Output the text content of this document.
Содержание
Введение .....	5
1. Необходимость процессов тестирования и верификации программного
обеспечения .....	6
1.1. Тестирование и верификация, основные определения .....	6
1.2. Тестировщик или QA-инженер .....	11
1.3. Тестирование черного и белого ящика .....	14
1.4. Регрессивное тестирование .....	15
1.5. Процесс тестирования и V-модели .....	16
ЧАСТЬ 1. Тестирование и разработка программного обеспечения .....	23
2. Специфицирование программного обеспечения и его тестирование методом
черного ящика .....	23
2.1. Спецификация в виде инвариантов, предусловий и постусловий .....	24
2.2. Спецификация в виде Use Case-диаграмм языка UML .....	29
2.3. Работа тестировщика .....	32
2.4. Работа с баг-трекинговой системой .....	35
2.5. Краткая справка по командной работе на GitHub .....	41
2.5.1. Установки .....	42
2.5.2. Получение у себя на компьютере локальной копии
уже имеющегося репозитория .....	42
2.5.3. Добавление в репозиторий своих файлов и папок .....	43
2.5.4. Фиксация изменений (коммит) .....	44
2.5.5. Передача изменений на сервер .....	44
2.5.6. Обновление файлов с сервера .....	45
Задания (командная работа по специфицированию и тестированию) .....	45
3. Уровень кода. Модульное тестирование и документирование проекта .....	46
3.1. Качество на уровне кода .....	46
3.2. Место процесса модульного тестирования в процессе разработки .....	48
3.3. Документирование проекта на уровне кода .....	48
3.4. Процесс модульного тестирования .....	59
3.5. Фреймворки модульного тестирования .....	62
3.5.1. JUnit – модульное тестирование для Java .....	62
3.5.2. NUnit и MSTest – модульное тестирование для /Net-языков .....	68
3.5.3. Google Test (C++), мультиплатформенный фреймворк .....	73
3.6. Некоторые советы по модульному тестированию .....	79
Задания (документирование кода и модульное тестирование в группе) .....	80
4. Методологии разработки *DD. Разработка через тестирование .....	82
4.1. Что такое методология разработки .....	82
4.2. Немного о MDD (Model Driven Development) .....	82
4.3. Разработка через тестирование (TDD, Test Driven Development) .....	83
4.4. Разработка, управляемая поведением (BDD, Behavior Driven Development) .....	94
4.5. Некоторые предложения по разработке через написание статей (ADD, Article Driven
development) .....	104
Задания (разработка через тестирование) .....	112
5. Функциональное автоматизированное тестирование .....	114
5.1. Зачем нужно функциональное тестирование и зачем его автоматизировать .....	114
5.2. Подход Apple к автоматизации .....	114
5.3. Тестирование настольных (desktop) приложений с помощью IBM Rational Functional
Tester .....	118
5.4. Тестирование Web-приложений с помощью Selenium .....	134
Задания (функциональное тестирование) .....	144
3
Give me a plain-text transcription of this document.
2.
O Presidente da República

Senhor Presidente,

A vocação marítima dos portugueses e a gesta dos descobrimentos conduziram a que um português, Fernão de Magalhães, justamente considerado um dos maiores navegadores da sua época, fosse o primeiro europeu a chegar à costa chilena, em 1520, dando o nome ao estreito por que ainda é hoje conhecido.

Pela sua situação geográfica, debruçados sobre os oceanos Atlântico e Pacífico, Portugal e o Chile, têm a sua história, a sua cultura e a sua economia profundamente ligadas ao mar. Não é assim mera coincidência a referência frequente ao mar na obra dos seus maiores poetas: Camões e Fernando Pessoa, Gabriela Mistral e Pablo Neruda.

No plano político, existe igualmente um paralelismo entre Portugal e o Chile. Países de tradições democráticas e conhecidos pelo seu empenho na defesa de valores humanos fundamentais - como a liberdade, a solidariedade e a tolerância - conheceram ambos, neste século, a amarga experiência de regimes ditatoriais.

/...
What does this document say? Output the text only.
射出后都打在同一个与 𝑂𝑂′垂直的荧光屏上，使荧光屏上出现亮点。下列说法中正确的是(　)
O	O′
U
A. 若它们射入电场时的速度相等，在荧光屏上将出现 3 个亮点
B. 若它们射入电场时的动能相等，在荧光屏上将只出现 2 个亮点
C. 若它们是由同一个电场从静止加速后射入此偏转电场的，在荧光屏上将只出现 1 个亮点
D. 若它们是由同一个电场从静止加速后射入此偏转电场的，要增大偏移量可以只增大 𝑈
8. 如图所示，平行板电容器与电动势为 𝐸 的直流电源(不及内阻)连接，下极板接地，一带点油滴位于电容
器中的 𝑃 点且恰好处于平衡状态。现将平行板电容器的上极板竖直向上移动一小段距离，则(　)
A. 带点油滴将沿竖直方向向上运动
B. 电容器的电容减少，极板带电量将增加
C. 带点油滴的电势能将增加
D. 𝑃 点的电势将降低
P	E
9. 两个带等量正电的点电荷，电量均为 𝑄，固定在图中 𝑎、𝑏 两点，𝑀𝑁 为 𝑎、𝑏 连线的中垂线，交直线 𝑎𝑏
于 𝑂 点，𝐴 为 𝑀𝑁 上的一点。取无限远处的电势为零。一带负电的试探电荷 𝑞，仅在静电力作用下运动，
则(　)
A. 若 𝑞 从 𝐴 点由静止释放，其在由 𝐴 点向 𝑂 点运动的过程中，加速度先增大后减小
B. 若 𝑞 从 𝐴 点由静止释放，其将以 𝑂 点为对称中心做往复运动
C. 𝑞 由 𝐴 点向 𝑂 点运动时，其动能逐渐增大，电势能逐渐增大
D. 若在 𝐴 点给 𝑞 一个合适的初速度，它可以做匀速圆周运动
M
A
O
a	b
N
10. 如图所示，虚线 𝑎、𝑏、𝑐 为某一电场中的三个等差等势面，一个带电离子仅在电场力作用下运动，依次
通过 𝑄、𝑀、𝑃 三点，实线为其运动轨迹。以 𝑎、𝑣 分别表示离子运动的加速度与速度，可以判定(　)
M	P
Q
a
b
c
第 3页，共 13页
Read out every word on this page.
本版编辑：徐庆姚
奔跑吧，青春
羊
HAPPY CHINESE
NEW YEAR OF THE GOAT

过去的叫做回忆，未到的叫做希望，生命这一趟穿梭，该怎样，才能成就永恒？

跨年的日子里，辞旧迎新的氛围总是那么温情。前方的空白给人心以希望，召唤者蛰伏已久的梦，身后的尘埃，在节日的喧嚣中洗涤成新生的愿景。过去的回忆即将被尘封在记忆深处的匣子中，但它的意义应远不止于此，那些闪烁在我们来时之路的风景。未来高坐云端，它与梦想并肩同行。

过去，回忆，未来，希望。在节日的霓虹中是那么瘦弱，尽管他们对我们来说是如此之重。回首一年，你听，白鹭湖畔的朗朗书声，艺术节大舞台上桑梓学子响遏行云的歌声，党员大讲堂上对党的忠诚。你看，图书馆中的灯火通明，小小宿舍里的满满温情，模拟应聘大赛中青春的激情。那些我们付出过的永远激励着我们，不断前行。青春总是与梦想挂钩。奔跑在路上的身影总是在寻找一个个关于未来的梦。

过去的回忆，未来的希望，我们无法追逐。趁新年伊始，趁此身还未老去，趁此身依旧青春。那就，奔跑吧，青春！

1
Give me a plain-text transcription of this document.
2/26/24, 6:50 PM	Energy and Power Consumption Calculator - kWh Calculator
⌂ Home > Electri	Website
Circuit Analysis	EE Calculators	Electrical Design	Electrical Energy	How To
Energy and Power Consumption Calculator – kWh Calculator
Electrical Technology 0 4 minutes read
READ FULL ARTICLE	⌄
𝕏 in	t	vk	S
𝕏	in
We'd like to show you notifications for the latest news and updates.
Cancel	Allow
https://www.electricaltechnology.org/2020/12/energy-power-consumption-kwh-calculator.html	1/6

#####

REQUIRED TASK: Looking at the records above, count the lines where the word "файлов" appears. State only the number.

RESPONSE BELOW: 2